Start RECORDED INFORMATION

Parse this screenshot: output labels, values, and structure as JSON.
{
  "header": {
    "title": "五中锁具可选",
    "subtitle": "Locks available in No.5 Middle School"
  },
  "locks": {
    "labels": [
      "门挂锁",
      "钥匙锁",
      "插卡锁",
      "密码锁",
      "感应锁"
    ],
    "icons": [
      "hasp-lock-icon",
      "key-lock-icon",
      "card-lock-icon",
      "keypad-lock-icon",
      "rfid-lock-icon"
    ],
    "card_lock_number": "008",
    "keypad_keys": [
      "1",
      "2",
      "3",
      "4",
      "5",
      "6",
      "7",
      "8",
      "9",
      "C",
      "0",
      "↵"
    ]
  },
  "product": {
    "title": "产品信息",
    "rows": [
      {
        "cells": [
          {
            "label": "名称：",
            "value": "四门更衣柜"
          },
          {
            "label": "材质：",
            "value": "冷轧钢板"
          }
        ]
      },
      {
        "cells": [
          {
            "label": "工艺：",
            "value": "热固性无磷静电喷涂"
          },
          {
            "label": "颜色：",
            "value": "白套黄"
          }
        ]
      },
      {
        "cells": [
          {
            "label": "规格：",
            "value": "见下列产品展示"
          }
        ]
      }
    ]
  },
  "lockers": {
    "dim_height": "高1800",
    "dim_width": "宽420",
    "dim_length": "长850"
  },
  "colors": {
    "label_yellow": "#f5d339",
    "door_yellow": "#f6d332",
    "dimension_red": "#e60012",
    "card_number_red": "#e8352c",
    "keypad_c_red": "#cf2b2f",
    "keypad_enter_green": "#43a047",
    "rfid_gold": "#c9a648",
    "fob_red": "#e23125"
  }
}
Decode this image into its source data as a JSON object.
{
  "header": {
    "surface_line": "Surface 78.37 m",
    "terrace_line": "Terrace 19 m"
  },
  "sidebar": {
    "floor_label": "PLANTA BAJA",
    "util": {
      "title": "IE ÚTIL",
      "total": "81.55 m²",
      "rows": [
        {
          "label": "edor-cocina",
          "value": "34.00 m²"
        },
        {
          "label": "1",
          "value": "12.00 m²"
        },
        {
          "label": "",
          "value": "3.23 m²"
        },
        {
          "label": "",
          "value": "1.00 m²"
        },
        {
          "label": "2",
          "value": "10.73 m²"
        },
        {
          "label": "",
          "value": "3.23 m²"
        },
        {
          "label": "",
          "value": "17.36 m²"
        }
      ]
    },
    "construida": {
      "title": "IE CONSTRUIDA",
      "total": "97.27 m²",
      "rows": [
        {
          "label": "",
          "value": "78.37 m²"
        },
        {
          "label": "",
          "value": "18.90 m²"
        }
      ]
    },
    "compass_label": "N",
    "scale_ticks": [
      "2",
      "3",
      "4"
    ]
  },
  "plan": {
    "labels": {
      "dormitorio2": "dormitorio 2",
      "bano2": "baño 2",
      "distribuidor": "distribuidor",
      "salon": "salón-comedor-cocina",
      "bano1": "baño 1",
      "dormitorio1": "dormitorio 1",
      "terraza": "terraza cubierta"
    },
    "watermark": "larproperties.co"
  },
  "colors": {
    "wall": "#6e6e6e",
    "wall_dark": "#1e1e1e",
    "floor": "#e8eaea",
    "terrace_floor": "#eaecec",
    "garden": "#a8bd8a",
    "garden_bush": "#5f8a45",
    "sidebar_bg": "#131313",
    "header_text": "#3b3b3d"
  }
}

End RECORDED INFORMATION

- _EXERCISE REQUIREMENTS_: Copy out every line in the listing where the word "labels" appears.

- _TASK RESPONSE_:
Parse this screenshot: output labels, values, and structure as JSON.
    "labels": [
    "labels": {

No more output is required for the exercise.